◆ **Exercise goal**:
Give the data a second time, exactly and in full.

(Extracted data entries)
^^^^^^^^

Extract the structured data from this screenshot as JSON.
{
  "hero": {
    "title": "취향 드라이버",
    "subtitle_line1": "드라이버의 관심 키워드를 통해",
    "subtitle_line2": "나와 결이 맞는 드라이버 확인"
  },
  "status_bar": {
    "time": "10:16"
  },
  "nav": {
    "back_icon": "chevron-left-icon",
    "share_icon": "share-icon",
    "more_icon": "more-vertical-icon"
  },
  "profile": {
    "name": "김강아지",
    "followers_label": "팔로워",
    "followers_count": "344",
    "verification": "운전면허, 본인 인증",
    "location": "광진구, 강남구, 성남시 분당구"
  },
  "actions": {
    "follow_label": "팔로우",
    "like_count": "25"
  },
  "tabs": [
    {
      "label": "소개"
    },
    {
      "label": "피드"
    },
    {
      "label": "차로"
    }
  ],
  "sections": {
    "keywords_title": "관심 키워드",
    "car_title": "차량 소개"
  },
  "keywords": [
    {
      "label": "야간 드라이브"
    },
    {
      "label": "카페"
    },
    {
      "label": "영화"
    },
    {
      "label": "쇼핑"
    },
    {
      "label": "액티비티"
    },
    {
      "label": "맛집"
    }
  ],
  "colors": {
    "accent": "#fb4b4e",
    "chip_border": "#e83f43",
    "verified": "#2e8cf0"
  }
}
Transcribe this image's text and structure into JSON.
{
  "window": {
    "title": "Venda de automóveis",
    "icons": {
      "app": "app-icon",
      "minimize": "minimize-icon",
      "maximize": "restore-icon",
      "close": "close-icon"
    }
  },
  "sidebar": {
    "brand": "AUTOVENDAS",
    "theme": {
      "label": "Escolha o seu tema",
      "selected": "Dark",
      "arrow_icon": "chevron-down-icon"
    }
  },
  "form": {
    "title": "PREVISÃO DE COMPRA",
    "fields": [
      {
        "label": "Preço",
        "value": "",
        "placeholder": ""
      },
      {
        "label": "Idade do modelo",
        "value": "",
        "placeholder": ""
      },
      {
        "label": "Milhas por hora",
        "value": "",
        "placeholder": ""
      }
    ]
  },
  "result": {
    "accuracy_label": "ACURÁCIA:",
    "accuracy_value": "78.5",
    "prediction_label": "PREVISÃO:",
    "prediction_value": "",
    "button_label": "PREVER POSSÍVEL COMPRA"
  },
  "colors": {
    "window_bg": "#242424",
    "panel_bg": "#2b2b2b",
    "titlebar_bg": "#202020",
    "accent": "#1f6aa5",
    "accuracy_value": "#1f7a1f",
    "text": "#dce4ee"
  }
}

^^^^^^^^

◆ **Final result**:
Extract the structured data from this screenshot as JSON.
{
  "hero": {
    "title": "취향 드라이버",
    "subtitle_line1": "드라이버의 관심 키워드를 통해",
    "subtitle_line2": "나와 결이 맞는 드라이버 확인"
  },
  "status_bar": {
    "time": "10:16"
  },
  "nav": {
    "back_icon": "chevron-left-icon",
    "share_icon": "share-icon",
    "more_icon": "more-vertical-icon"
  },
  "profile": {
    "name": "김강아지",
    "followers_label": "팔로워",
    "followers_count": "344",
    "verification": "운전면허, 본인 인증",
    "location": "광진구, 강남구, 성남시 분당구"
  },
  "actions": {
    "follow_label": "팔로우",
    "like_count": "25"
  },
  "tabs": [
    {
      "label": "소개"
    },
    {
      "label": "피드"
    },
    {
      "label": "차로"
    }
  ],
  "sections": {
    "keywords_title": "관심 키워드",
    "car_title": "차량 소개"
  },
  "keywords": [
    {
      "label": "야간 드라이브"
    },
    {
      "label": "카페"
    },
    {
      "label": "영화"
    },
    {
      "label": "쇼핑"
    },
    {
      "label": "액티비티"
    },
    {
      "label": "맛집"
    }
  ],
  "colors": {
    "accent": "#fb4b4e",
    "chip_border": "#e83f43",
    "verified": "#2e8cf0"
  }
}
Transcribe this image's text and structure into JSON.
{
  "window": {
    "title": "Venda de automóveis",
    "icons": {
      "app": "app-icon",
      "minimize": "minimize-icon",
      "maximize": "restore-icon",
      "close": "close-icon"
    }
  },
  "sidebar": {
    "brand": "AUTOVENDAS",
    "theme": {
      "label": "Escolha o seu tema",
      "selected": "Dark",
      "arrow_icon": "chevron-down-icon"
    }
  },
  "form": {
    "title": "PREVISÃO DE COMPRA",
    "fields": [
      {
        "label": "Preço",
        "value": "",
        "placeholder": ""
      },
      {
        "label": "Idade do modelo",
        "value": "",
        "placeholder": ""
      },
      {
        "label": "Milhas por hora",
        "value": "",
        "placeholder": ""
      }
    ]
  },
  "result": {
    "accuracy_label": "ACURÁCIA:",
    "accuracy_value": "78.5",
    "prediction_label": "PREVISÃO:",
    "prediction_value": "",
    "button_label": "PREVER POSSÍVEL COMPRA"
  },
  "colors": {
    "window_bg": "#242424",
    "panel_bg": "#2b2b2b",
    "titlebar_bg": "#202020",
    "accent": "#1f6aa5",
    "accuracy_value": "#1f7a1f",
    "text": "#dce4ee"
  }
}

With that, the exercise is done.